--- TASK DESCRIPTION ---
Copy out the listing that follows, exact in every word, and skip the images.

(Records excerpted from a collection)
------------------------------

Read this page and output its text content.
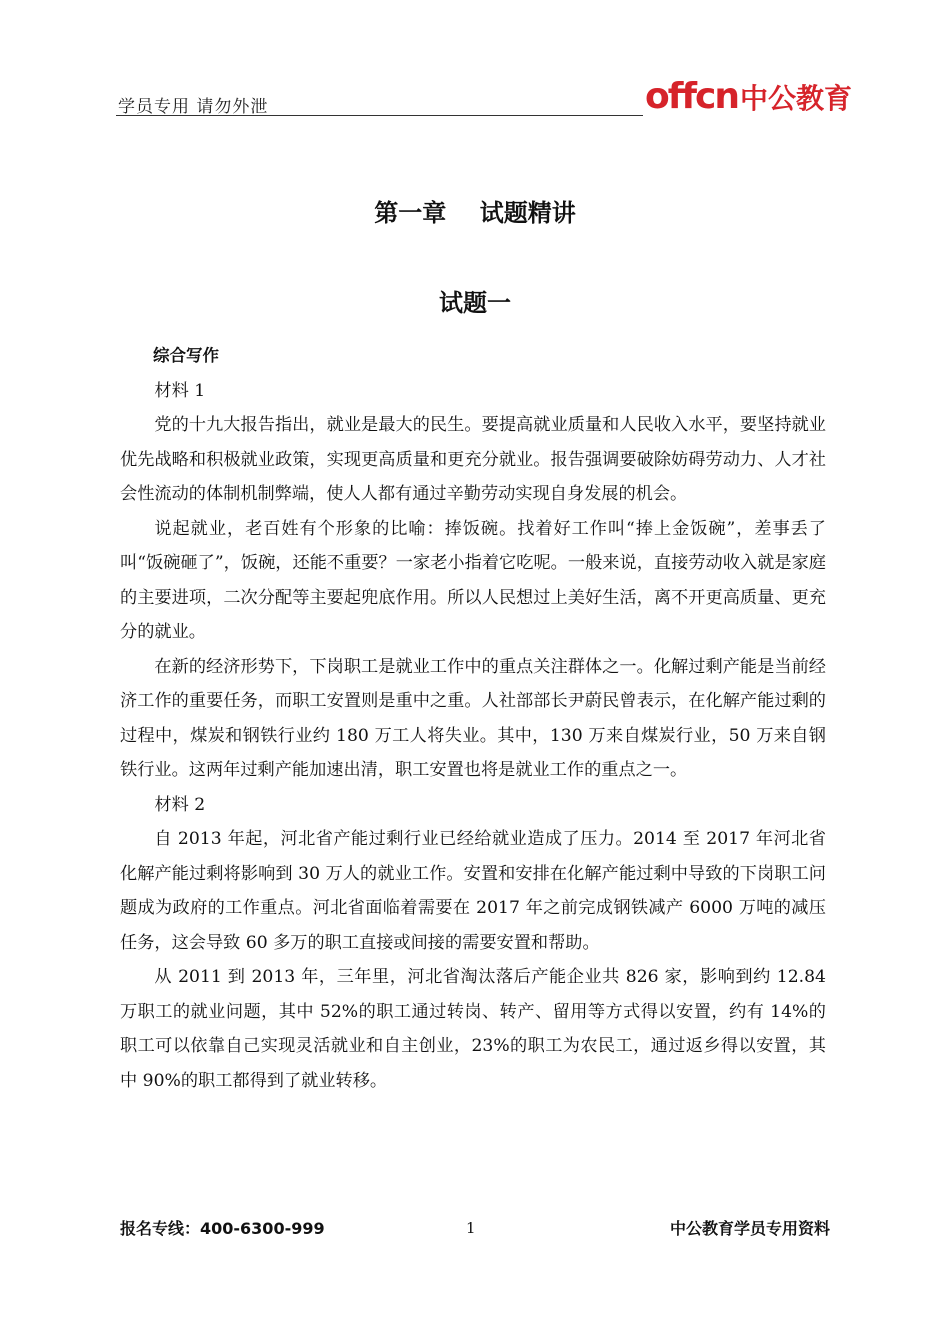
学员专用 请勿外泄	offcn中公教育
第一章    试题精讲
试题一

综合写作

材料 1

党的十九大报告指出，就业是最大的民生。要提高就业质量和人民收入水平，要坚持就业优先战略和积极就业政策，实现更高质量和更充分就业。报告强调要破除妨碍劳动力、人才社会性流动的体制机制弊端，使人人都有通过辛勤劳动实现自身发展的机会。

说起就业，老百姓有个形象的比喻：捧饭碗。找着好工作叫“捧上金饭碗”，差事丢了叫“饭碗砸了”，饭碗，还能不重要？一家老小指着它吃呢。一般来说，直接劳动收入就是家庭的主要进项，二次分配等主要起兜底作用。所以人民想过上美好生活，离不开更高质量、更充分的就业。

在新的经济形势下，下岗职工是就业工作中的重点关注群体之一。化解过剩产能是当前经济工作的重要任务，而职工安置则是重中之重。人社部部长尹蔚民曾表示，在化解产能过剩的过程中，煤炭和钢铁行业约 180 万工人将失业。其中，130 万来自煤炭行业，50 万来自钢铁行业。这两年过剩产能加速出清，职工安置也将是就业工作的重点之一。

材料 2

自 2013 年起，河北省产能过剩行业已经给就业造成了压力。2014 至 2017 年河北省化解产能过剩将影响到 30 万人的就业工作。安置和安排在化解产能过剩中导致的下岗职工问题成为政府的工作重点。河北省面临着需要在 2017 年之前完成钢铁减产 6000 万吨的减压任务，这会导致 60 多万的职工直接或间接的需要安置和帮助。

从 2011 到 2013 年，三年里，河北省淘汰落后产能企业共 826 家，影响到约 12.84 万职工的就业问题，其中 52%的职工通过转岗、转产、留用等方式得以安置，约有 14%的职工可以依靠自己实现灵活就业和自主创业，23%的职工为农民工，通过返乡得以安置，其中 90%的职工都得到了就业转移。

报名专线：400-6300-999	1	中公教育学员专用资料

------------------------------

--- FULL ANSWER ---
Read this page and output its text content.
学员专用 请勿外泄	offcn中公教育
第一章    试题精讲
试题一

综合写作

材料 1

党的十九大报告指出，就业是最大的民生。要提高就业质量和人民收入水平，要坚持就业优先战略和积极就业政策，实现更高质量和更充分就业。报告强调要破除妨碍劳动力、人才社会性流动的体制机制弊端，使人人都有通过辛勤劳动实现自身发展的机会。

说起就业，老百姓有个形象的比喻：捧饭碗。找着好工作叫“捧上金饭碗”，差事丢了叫“饭碗砸了”，饭碗，还能不重要？一家老小指着它吃呢。一般来说，直接劳动收入就是家庭的主要进项，二次分配等主要起兜底作用。所以人民想过上美好生活，离不开更高质量、更充分的就业。

在新的经济形势下，下岗职工是就业工作中的重点关注群体之一。化解过剩产能是当前经济工作的重要任务，而职工安置则是重中之重。人社部部长尹蔚民曾表示，在化解产能过剩的过程中，煤炭和钢铁行业约 180 万工人将失业。其中，130 万来自煤炭行业，50 万来自钢铁行业。这两年过剩产能加速出清，职工安置也将是就业工作的重点之一。

材料 2

自 2013 年起，河北省产能过剩行业已经给就业造成了压力。2014 至 2017 年河北省化解产能过剩将影响到 30 万人的就业工作。安置和安排在化解产能过剩中导致的下岗职工问题成为政府的工作重点。河北省面临着需要在 2017 年之前完成钢铁减产 6000 万吨的减压任务，这会导致 60 多万的职工直接或间接的需要安置和帮助。

从 2011 到 2013 年，三年里，河北省淘汰落后产能企业共 826 家，影响到约 12.84 万职工的就业问题，其中 52%的职工通过转岗、转产、留用等方式得以安置，约有 14%的职工可以依靠自己实现灵活就业和自主创业，23%的职工为农民工，通过返乡得以安置，其中 90%的职工都得到了就业转移。

报名专线：400-6300-999	1	中公教育学员专用资料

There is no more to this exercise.